Layout annotation material

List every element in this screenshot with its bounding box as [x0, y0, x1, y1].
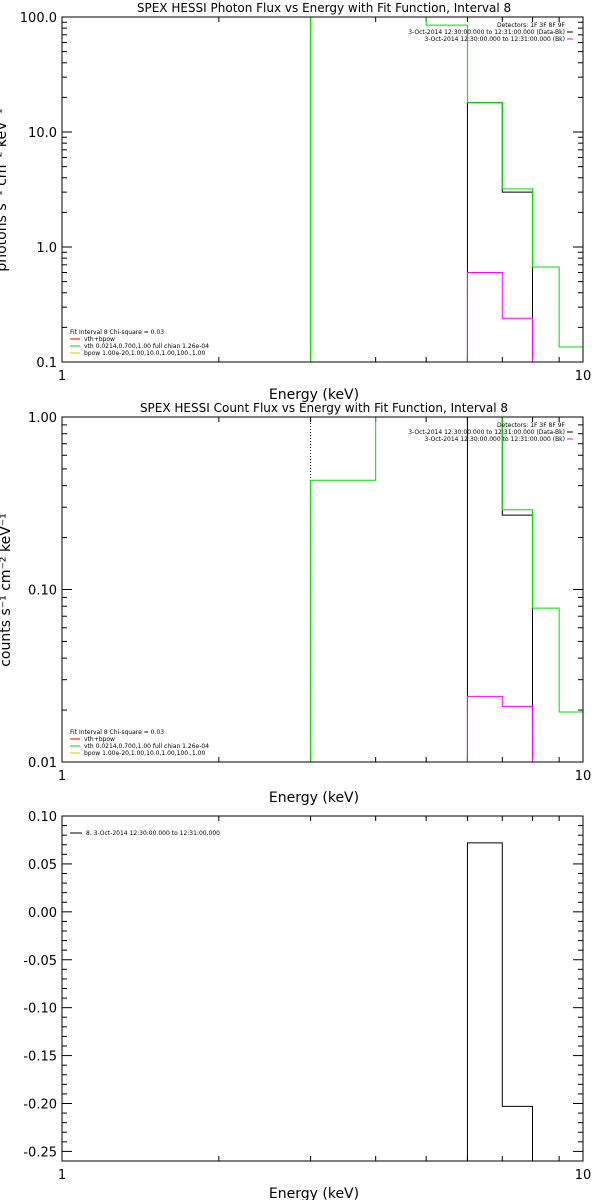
resid-y-tick-label: -0.05	[23, 954, 57, 969]
count-x-tick-label: 1	[58, 769, 66, 784]
count-flux-ylabel: counts s⁻¹ cm⁻² keV⁻¹	[0, 513, 14, 667]
resid-y-tick-label: 0.00	[28, 906, 57, 921]
count-series-background-line	[466, 695, 534, 762]
count-legend-bottom-entry: vth+bpow	[84, 736, 115, 743]
photon-legend-top-entry: Detectors: 1F 3F 8F 9F	[497, 22, 566, 29]
photon-flux-panel: SPEX HESSI Photon Flux vs Energy with Fi…	[0, 1, 591, 403]
resid-y-tick-label: -0.15	[23, 1050, 57, 1065]
count-x-tick-label: 10	[575, 769, 592, 784]
photon-flux-frame	[61, 16, 584, 363]
photon-legend-top-entry: 3-Oct-2014 12:30:00.000 to 12:31:00.000 …	[408, 29, 565, 36]
count-y-tick-label: 1.00	[28, 411, 57, 426]
photon-y-tick-label: 100.0	[20, 11, 57, 26]
photon-x-tick-label: 1	[58, 369, 66, 384]
count-legend-top-entry: Detectors: 1F 3F 8F 9F	[497, 422, 566, 429]
count-flux-xlabel: Energy (keV)	[269, 790, 359, 806]
count-flux-frame	[61, 416, 584, 763]
resid-series-data-line	[466, 842, 534, 1161]
resid-y-tick-label: 0.05	[28, 858, 57, 873]
photon-legend-bottom-entry: Fit Interval 8 Chi-square = 0.03	[70, 329, 164, 336]
count-series-model-line	[310, 416, 584, 762]
photon-series-background-line	[466, 272, 534, 362]
count-y-tick-label: 0.01	[28, 756, 57, 771]
photon-legend-bottom-entry: vth 0.0214,0.700,1.00 full chian 1.26e-0…	[84, 343, 209, 350]
residuals-frame	[61, 815, 584, 1162]
photon-y-tick-label: 0.1	[36, 356, 57, 371]
photon-series-model-line	[310, 16, 584, 362]
photon-series-data-line	[466, 102, 534, 362]
count-flux-title: SPEX HESSI Count Flux vs Energy with Fit…	[140, 401, 508, 415]
residuals-xlabel: Energy (keV)	[269, 1186, 359, 1200]
resid-y-tick-label: 0.10	[28, 810, 57, 825]
photon-legend-top-entry: 3-Oct-2014 12:30:00.000 to 12:31:00.000 …	[425, 36, 566, 43]
resid-x-tick-label: 10	[575, 1168, 592, 1183]
count-y-tick-label: 0.10	[28, 584, 57, 599]
residuals-panel: 1 10 0.10 0.05 0.00 -0.05 -0.10 -0.15 -0.20 -0.25…	[23, 810, 591, 1200]
count-legend-top-entry: 3-Oct-2014 12:30:00.000 to 12:31:00.000 …	[408, 429, 565, 436]
resid-x-tick-label: 1	[58, 1168, 66, 1183]
photon-x-tick-label: 10	[575, 369, 592, 384]
photon-flux-ylabel: photons s⁻¹ cm⁻² keV⁻¹	[0, 108, 10, 271]
resid-y-tick-label: -0.10	[23, 1002, 57, 1017]
count-legend-bottom-entry: bpow 1.00e-20,1.00,10.0,1.00,100.,1.00	[84, 750, 205, 757]
photon-y-tick-label: 10.0	[28, 126, 57, 141]
photon-y-tick-label: 1.0	[36, 241, 57, 256]
count-series-data-line	[466, 416, 534, 762]
count-legend-top-entry: 3-Oct-2014 12:30:00.000 to 12:31:00.000 …	[425, 436, 566, 443]
photon-legend-bottom-entry: bpow 1.00e-20,1.00,10.0,1.00,100.,1.00	[84, 350, 205, 357]
count-flux-panel: SPEX HESSI Count Flux vs Energy with Fit…	[0, 401, 591, 806]
photon-legend-bottom-entry: vth+bpow	[84, 336, 115, 343]
count-legend-bottom-entry: Fit Interval 8 Chi-square = 0.03	[70, 729, 164, 736]
photon-flux-xlabel: Energy (keV)	[269, 387, 359, 403]
count-legend-bottom-entry: vth 0.0214,0.700,1.00 full chian 1.26e-0…	[84, 743, 209, 750]
resid-y-tick-label: -0.20	[23, 1098, 57, 1113]
photon-flux-title: SPEX HESSI Photon Flux vs Energy with Fi…	[137, 1, 511, 15]
resid-y-tick-label: -0.25	[23, 1145, 57, 1160]
resid-legend-left-entry: 8. 3-Oct-2014 12:30:00.000 to 12:31:00.0…	[86, 830, 220, 837]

■ **Exercise instructions**: Copy the material above word for word, leaving out the pictures.

■ **Response to the task**:
List every element in this screenshot with its bounding box as [x0, y0, x1, y1].
resid-y-tick-label: -0.05	[23, 954, 57, 969]
count-x-tick-label: 1	[58, 769, 66, 784]
count-flux-ylabel: counts s⁻¹ cm⁻² keV⁻¹	[0, 513, 14, 667]
resid-y-tick-label: 0.00	[28, 906, 57, 921]
count-series-background-line	[466, 695, 534, 762]
count-legend-bottom-entry: vth+bpow	[84, 736, 115, 743]
photon-legend-top-entry: Detectors: 1F 3F 8F 9F	[497, 22, 566, 29]
photon-flux-panel: SPEX HESSI Photon Flux vs Energy with Fi…	[0, 1, 591, 403]
resid-y-tick-label: -0.15	[23, 1050, 57, 1065]
count-x-tick-label: 10	[575, 769, 592, 784]
photon-flux-frame	[61, 16, 584, 363]
photon-legend-top-entry: 3-Oct-2014 12:30:00.000 to 12:31:00.000 …	[408, 29, 565, 36]
count-y-tick-label: 1.00	[28, 411, 57, 426]
photon-y-tick-label: 100.0	[20, 11, 57, 26]
photon-x-tick-label: 1	[58, 369, 66, 384]
count-legend-top-entry: Detectors: 1F 3F 8F 9F	[497, 422, 566, 429]
count-flux-xlabel: Energy (keV)	[269, 790, 359, 806]
count-flux-frame	[61, 416, 584, 763]
resid-series-data-line	[466, 842, 534, 1161]
resid-y-tick-label: 0.05	[28, 858, 57, 873]
photon-legend-bottom-entry: Fit Interval 8 Chi-square = 0.03	[70, 329, 164, 336]
count-series-model-line	[310, 416, 584, 762]
photon-series-background-line	[466, 272, 534, 362]
count-y-tick-label: 0.01	[28, 756, 57, 771]
photon-legend-bottom-entry: vth 0.0214,0.700,1.00 full chian 1.26e-0…	[84, 343, 209, 350]
residuals-frame	[61, 815, 584, 1162]
photon-y-tick-label: 0.1	[36, 356, 57, 371]
photon-series-model-line	[310, 16, 584, 362]
photon-series-data-line	[466, 102, 534, 362]
count-flux-title: SPEX HESSI Count Flux vs Energy with Fit…	[140, 401, 508, 415]
residuals-xlabel: Energy (keV)	[269, 1186, 359, 1200]
resid-y-tick-label: 0.10	[28, 810, 57, 825]
photon-legend-top-entry: 3-Oct-2014 12:30:00.000 to 12:31:00.000 …	[425, 36, 566, 43]
resid-x-tick-label: 10	[575, 1168, 592, 1183]
count-y-tick-label: 0.10	[28, 584, 57, 599]
residuals-panel: 1 10 0.10 0.05 0.00 -0.05 -0.10 -0.15 -0.20 -0.25…	[23, 810, 591, 1200]
count-legend-top-entry: 3-Oct-2014 12:30:00.000 to 12:31:00.000 …	[408, 429, 565, 436]
resid-x-tick-label: 1	[58, 1168, 66, 1183]
photon-x-tick-label: 10	[575, 369, 592, 384]
photon-flux-ylabel: photons s⁻¹ cm⁻² keV⁻¹	[0, 108, 10, 271]
resid-y-tick-label: -0.10	[23, 1002, 57, 1017]
count-legend-bottom-entry: bpow 1.00e-20,1.00,10.0,1.00,100.,1.00	[84, 750, 205, 757]
photon-y-tick-label: 10.0	[28, 126, 57, 141]
photon-y-tick-label: 1.0	[36, 241, 57, 256]
count-series-data-line	[466, 416, 534, 762]
count-legend-top-entry: 3-Oct-2014 12:30:00.000 to 12:31:00.000 …	[425, 436, 566, 443]
photon-legend-bottom-entry: bpow 1.00e-20,1.00,10.0,1.00,100.,1.00	[84, 350, 205, 357]
count-flux-panel: SPEX HESSI Count Flux vs Energy with Fit…	[0, 401, 591, 806]
photon-legend-bottom-entry: vth+bpow	[84, 336, 115, 343]
count-legend-bottom-entry: Fit Interval 8 Chi-square = 0.03	[70, 729, 164, 736]
photon-flux-xlabel: Energy (keV)	[269, 387, 359, 403]
count-legend-bottom-entry: vth 0.0214,0.700,1.00 full chian 1.26e-0…	[84, 743, 209, 750]
resid-y-tick-label: -0.20	[23, 1098, 57, 1113]
photon-flux-title: SPEX HESSI Photon Flux vs Energy with Fi…	[137, 1, 511, 15]
resid-y-tick-label: -0.25	[23, 1145, 57, 1160]
resid-legend-left-entry: 8. 3-Oct-2014 12:30:00.000 to 12:31:00.0…	[86, 830, 220, 837]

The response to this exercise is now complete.